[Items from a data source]
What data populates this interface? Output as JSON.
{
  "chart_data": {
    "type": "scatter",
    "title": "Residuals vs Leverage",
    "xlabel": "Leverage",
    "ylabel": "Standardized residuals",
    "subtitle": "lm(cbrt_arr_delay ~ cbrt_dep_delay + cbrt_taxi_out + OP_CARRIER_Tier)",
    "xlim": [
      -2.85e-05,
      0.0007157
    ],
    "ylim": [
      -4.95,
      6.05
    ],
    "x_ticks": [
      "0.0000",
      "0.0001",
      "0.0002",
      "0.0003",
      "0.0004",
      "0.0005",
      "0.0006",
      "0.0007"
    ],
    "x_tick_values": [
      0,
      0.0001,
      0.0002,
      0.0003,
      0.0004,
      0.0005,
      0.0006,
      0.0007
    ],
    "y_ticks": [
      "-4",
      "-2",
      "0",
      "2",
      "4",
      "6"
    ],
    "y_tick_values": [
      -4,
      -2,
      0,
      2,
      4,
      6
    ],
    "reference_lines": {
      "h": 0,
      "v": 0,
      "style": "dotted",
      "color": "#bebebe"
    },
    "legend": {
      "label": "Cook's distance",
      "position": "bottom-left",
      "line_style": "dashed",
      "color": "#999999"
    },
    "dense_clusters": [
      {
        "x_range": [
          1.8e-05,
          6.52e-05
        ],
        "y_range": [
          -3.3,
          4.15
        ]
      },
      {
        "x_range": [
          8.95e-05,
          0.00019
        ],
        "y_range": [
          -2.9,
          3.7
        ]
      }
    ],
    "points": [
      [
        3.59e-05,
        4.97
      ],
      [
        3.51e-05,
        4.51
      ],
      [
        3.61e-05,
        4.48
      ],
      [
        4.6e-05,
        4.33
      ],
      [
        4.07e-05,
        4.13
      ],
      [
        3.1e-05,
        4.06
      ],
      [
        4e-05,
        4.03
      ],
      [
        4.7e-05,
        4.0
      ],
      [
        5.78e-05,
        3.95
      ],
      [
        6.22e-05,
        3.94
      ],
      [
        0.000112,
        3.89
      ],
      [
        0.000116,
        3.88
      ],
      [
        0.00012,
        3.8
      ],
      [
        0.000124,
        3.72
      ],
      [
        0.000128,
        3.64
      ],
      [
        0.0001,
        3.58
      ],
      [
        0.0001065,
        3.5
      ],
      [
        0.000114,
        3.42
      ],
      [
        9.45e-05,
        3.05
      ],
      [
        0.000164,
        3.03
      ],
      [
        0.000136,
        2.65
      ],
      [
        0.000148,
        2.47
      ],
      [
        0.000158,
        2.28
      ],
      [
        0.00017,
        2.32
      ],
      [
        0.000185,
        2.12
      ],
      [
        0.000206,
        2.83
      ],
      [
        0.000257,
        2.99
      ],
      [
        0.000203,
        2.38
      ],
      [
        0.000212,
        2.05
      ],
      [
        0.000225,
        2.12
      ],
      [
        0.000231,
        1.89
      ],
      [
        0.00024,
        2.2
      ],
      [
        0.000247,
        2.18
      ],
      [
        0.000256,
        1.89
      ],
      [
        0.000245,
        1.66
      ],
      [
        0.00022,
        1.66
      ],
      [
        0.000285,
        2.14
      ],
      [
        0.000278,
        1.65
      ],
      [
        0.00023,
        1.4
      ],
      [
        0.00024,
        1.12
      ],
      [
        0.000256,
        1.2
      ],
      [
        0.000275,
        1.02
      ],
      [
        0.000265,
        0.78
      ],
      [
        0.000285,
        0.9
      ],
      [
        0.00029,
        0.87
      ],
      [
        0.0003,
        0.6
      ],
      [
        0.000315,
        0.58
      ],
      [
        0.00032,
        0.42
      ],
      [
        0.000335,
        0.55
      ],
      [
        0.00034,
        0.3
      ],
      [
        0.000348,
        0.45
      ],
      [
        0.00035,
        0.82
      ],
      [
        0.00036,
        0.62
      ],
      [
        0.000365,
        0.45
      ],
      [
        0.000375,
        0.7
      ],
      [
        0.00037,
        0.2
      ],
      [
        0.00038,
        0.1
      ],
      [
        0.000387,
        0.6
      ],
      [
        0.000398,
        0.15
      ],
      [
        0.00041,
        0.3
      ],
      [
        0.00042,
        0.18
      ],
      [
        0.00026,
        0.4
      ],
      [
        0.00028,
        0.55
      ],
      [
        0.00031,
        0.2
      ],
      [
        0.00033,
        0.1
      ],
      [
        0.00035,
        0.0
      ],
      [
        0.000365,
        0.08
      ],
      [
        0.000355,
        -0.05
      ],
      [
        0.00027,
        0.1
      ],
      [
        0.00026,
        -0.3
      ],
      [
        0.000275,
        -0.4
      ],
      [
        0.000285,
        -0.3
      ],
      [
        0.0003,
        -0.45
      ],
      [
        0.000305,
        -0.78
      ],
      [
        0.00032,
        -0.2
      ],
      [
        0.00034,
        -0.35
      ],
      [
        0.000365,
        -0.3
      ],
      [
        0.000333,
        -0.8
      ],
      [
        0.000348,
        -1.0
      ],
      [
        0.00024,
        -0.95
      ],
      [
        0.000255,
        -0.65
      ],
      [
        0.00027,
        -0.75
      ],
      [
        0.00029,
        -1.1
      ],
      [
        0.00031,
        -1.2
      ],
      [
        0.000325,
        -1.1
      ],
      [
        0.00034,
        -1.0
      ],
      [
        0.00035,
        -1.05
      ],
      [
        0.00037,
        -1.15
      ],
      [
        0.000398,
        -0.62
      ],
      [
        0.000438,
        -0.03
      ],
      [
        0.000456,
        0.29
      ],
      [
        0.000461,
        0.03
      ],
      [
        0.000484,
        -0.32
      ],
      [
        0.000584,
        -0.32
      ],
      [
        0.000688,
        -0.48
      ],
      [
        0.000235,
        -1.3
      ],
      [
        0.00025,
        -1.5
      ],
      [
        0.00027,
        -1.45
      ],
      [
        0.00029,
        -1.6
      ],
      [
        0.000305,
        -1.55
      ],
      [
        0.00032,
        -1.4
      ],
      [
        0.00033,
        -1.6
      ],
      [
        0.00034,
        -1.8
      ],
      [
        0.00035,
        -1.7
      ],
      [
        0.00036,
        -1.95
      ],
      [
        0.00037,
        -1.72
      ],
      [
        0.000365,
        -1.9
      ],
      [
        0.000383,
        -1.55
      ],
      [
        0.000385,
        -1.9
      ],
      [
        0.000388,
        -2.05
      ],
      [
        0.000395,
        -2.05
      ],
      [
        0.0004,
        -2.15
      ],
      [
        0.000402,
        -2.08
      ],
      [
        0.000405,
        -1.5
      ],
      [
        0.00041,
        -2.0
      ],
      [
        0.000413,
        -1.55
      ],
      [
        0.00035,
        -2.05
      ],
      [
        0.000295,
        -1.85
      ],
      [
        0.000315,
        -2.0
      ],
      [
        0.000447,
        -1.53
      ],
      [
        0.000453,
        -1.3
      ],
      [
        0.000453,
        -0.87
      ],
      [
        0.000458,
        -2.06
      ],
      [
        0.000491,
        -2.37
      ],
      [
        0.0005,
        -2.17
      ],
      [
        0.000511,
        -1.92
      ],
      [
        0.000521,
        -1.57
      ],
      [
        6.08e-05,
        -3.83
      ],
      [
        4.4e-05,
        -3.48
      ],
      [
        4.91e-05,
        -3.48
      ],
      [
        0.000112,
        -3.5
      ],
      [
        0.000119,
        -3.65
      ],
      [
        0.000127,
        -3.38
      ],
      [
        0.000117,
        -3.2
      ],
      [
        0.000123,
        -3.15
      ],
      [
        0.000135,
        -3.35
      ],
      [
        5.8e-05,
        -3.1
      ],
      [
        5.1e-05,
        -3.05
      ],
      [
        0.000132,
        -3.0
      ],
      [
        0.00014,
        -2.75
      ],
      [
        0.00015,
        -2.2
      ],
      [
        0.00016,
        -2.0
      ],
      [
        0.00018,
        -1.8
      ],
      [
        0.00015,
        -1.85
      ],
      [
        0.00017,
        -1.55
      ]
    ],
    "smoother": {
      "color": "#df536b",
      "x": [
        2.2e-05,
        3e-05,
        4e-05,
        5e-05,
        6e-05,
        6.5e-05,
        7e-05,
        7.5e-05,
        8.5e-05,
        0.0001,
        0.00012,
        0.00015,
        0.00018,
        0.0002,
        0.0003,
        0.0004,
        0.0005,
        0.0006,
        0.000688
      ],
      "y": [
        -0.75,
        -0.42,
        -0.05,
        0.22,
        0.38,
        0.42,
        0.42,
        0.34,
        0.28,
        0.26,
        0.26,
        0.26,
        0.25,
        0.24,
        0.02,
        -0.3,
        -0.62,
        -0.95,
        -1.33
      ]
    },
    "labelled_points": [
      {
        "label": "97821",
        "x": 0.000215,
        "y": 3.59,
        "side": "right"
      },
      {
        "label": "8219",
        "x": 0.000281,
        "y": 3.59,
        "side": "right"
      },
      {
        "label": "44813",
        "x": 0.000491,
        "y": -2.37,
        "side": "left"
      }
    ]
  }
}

WORK REQUIRED:
Work out how many lines of the listing above include "color". Answer with the number and nothing more.

EXERCISE RESPONSE:
3